** START Records provided **

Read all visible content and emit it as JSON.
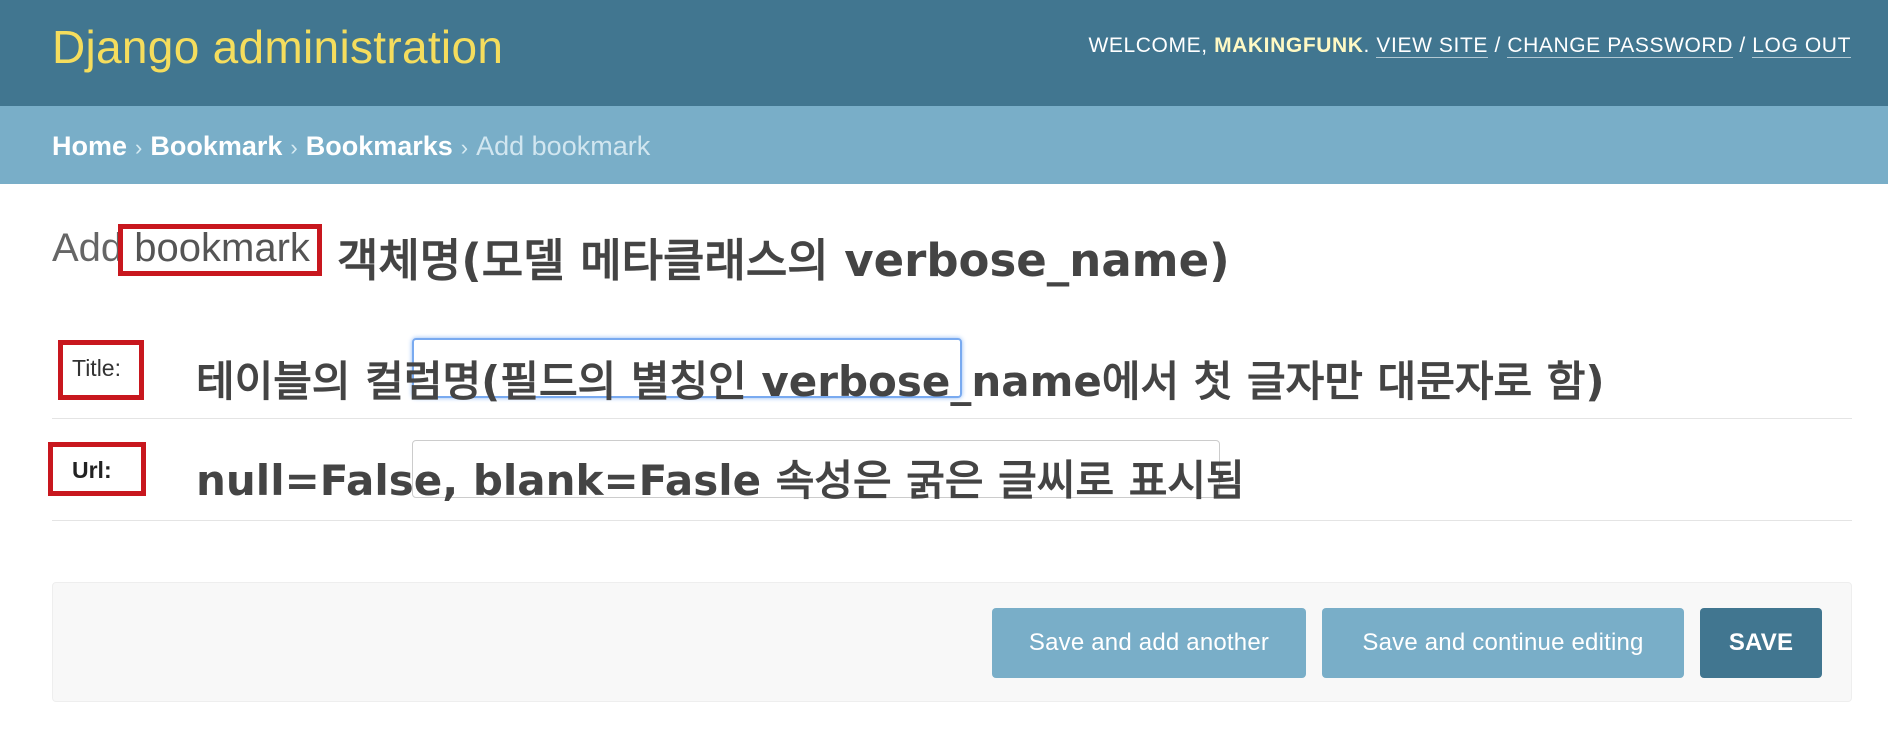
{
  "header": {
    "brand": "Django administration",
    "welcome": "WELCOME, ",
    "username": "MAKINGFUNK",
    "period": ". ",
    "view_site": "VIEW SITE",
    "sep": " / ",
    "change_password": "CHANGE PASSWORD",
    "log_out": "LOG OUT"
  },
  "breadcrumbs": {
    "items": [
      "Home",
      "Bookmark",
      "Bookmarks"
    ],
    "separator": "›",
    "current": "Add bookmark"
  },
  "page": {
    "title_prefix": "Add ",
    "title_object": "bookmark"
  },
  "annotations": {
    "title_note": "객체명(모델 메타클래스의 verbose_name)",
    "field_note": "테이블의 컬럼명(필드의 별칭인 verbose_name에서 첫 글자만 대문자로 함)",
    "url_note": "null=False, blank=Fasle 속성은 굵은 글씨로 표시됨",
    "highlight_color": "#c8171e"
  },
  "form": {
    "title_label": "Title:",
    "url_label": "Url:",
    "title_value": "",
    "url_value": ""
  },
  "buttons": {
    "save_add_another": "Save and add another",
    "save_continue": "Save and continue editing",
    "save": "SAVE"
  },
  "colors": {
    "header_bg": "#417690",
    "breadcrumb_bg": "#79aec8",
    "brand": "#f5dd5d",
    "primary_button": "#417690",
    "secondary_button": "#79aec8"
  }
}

** END Records provided **

» **Exercise**
Give all the entries again exactly, dropping each picture.

» **The completed task**
Read all visible content and emit it as JSON.
{
  "header": {
    "brand": "Django administration",
    "welcome": "WELCOME, ",
    "username": "MAKINGFUNK",
    "period": ". ",
    "view_site": "VIEW SITE",
    "sep": " / ",
    "change_password": "CHANGE PASSWORD",
    "log_out": "LOG OUT"
  },
  "breadcrumbs": {
    "items": [
      "Home",
      "Bookmark",
      "Bookmarks"
    ],
    "separator": "›",
    "current": "Add bookmark"
  },
  "page": {
    "title_prefix": "Add ",
    "title_object": "bookmark"
  },
  "annotations": {
    "title_note": "객체명(모델 메타클래스의 verbose_name)",
    "field_note": "테이블의 컬럼명(필드의 별칭인 verbose_name에서 첫 글자만 대문자로 함)",
    "url_note": "null=False, blank=Fasle 속성은 굵은 글씨로 표시됨",
    "highlight_color": "#c8171e"
  },
  "form": {
    "title_label": "Title:",
    "url_label": "Url:",
    "title_value": "",
    "url_value": ""
  },
  "buttons": {
    "save_add_another": "Save and add another",
    "save_continue": "Save and continue editing",
    "save": "SAVE"
  },
  "colors": {
    "header_bg": "#417690",
    "breadcrumb_bg": "#79aec8",
    "brand": "#f5dd5d",
    "primary_button": "#417690",
    "secondary_button": "#79aec8"
  }
}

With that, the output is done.